• [Problem]: Lines that include the word "name" are the ones to copy.

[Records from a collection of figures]

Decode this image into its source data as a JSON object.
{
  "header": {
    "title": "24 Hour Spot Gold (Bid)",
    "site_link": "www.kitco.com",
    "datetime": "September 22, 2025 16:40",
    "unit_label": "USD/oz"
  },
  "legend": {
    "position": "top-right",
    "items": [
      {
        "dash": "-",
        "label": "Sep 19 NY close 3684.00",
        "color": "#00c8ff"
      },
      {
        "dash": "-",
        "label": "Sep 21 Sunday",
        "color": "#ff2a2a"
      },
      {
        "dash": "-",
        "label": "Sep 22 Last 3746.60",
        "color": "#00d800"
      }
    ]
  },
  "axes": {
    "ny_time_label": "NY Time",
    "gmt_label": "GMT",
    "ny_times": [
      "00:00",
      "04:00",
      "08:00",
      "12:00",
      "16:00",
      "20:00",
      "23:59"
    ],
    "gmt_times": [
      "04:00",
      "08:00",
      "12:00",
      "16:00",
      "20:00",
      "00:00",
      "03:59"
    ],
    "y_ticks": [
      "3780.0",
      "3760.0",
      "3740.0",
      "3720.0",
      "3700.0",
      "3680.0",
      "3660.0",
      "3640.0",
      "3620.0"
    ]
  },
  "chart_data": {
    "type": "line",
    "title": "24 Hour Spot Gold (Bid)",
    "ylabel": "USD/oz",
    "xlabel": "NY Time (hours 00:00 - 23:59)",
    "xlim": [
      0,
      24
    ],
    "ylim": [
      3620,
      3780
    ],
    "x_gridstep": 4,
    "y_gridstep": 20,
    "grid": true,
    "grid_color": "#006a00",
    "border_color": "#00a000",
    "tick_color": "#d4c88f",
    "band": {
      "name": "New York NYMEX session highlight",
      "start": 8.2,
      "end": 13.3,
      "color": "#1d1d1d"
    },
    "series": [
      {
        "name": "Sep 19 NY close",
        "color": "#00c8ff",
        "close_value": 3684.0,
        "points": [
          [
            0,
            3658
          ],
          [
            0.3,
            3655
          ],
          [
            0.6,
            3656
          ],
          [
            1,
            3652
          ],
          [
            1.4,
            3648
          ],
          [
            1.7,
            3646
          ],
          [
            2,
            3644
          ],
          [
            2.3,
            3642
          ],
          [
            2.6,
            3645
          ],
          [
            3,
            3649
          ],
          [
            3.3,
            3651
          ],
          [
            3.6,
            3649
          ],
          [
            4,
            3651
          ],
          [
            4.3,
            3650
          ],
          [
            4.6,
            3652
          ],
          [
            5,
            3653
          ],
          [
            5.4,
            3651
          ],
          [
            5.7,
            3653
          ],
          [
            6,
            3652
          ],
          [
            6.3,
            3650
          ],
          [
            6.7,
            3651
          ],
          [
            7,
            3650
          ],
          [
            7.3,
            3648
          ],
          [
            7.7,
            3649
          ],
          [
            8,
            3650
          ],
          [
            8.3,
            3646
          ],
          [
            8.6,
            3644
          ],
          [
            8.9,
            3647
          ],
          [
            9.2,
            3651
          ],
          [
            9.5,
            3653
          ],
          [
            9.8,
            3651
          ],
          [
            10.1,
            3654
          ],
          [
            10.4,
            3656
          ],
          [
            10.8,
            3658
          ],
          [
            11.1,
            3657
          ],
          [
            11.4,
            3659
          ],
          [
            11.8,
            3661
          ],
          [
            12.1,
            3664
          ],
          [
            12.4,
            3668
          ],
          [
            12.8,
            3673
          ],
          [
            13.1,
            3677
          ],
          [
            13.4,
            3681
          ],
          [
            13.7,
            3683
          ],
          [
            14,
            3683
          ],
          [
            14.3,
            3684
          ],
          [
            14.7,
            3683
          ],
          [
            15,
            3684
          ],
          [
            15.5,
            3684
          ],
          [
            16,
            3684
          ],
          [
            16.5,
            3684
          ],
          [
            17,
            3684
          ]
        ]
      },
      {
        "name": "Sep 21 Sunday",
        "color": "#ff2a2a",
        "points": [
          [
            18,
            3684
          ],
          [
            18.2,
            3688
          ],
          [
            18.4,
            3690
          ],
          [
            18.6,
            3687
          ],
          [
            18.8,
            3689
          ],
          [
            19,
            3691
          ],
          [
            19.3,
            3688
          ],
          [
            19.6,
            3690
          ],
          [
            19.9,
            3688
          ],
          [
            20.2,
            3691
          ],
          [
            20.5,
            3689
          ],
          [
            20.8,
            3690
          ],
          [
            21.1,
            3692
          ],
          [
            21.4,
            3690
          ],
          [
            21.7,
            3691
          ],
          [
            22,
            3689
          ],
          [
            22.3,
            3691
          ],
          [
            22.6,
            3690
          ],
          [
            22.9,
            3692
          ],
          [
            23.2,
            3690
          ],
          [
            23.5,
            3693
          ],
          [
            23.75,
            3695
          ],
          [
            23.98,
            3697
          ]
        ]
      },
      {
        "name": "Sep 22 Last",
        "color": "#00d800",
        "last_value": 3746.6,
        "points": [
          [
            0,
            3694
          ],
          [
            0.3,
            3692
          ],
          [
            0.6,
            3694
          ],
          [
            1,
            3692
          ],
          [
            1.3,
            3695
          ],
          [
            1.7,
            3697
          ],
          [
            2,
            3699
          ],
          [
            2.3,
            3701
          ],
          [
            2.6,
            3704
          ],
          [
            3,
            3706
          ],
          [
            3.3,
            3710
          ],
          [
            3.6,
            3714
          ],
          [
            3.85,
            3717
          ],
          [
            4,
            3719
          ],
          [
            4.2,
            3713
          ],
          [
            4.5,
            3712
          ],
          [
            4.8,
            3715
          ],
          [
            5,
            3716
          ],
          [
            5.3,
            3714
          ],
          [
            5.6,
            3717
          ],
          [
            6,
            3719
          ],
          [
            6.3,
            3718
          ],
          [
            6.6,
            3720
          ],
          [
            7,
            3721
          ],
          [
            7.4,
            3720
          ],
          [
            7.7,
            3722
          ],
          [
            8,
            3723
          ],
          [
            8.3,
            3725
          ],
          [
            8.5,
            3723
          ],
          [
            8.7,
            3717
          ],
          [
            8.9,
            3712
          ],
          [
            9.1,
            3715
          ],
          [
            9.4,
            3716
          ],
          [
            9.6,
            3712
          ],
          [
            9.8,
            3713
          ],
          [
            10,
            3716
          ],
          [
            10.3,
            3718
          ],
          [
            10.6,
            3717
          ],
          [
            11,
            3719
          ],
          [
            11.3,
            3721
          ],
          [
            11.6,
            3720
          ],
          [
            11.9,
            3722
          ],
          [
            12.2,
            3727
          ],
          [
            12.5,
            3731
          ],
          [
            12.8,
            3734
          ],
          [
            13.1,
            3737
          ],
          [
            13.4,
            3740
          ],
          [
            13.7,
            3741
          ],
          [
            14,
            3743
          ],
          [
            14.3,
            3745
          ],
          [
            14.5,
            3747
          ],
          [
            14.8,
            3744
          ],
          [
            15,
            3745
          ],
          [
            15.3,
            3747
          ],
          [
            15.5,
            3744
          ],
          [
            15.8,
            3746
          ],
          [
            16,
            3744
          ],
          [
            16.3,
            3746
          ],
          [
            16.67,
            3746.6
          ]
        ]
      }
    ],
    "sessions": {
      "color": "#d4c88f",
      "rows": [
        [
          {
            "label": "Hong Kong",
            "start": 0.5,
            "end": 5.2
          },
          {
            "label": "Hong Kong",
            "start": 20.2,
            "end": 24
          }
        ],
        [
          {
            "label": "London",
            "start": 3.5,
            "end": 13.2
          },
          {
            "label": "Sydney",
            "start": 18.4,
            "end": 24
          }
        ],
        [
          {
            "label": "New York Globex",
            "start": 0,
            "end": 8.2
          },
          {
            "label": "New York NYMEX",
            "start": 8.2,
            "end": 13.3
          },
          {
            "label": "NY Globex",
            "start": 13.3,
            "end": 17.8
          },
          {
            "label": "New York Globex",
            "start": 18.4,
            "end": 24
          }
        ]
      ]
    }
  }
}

• [Response to the exercise]:
      "name": "New York NYMEX session highlight",
        "name": "Sep 19 NY close",
        "name": "Sep 21 Sunday",
        "name": "Sep 22 Last",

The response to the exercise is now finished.